* START ENTRIES SUPPLIED *

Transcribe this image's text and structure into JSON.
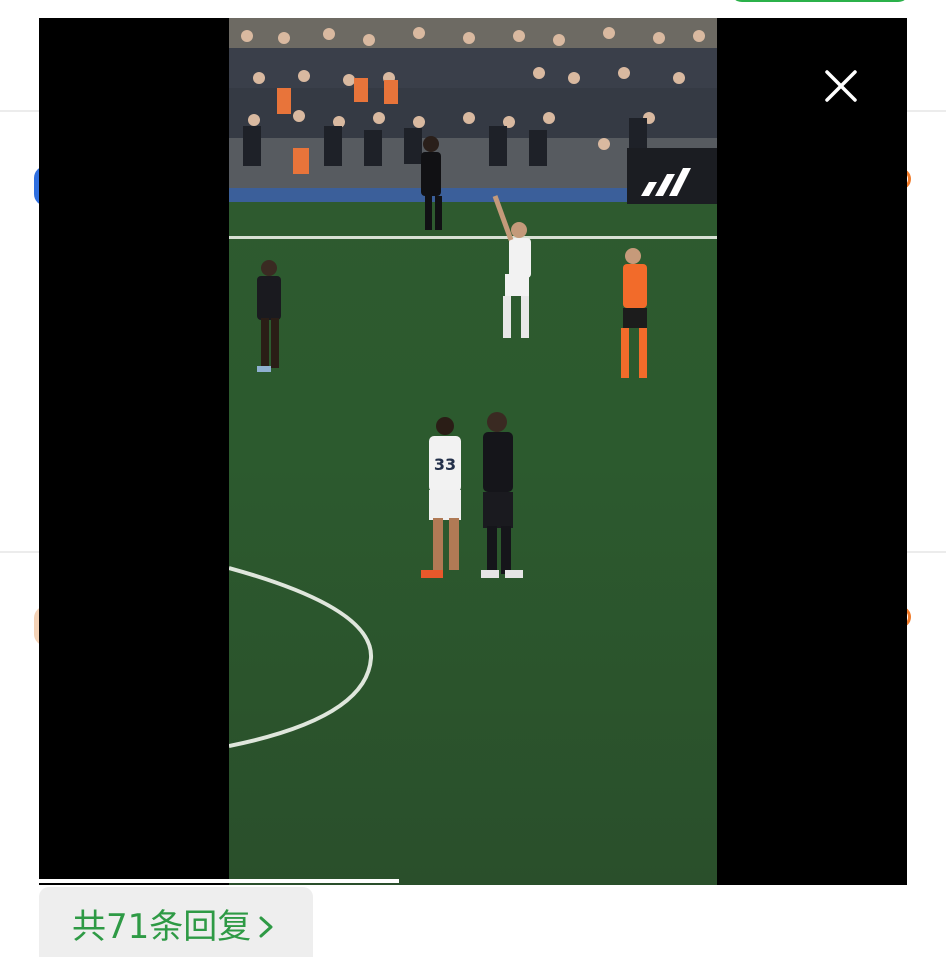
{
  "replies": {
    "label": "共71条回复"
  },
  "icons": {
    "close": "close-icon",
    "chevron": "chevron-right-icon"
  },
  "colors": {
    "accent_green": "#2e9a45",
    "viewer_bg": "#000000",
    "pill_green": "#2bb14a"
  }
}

* END ENTRIES SUPPLIED *

> [DESCRIPTION OF THE TASK]:
Omit the pictures. Output every record above word for word.

> [REPLY]:
Transcribe this image's text and structure into JSON.
{
  "replies": {
    "label": "共71条回复"
  },
  "icons": {
    "close": "close-icon",
    "chevron": "chevron-right-icon"
  },
  "colors": {
    "accent_green": "#2e9a45",
    "viewer_bg": "#000000",
    "pill_green": "#2bb14a"
  }
}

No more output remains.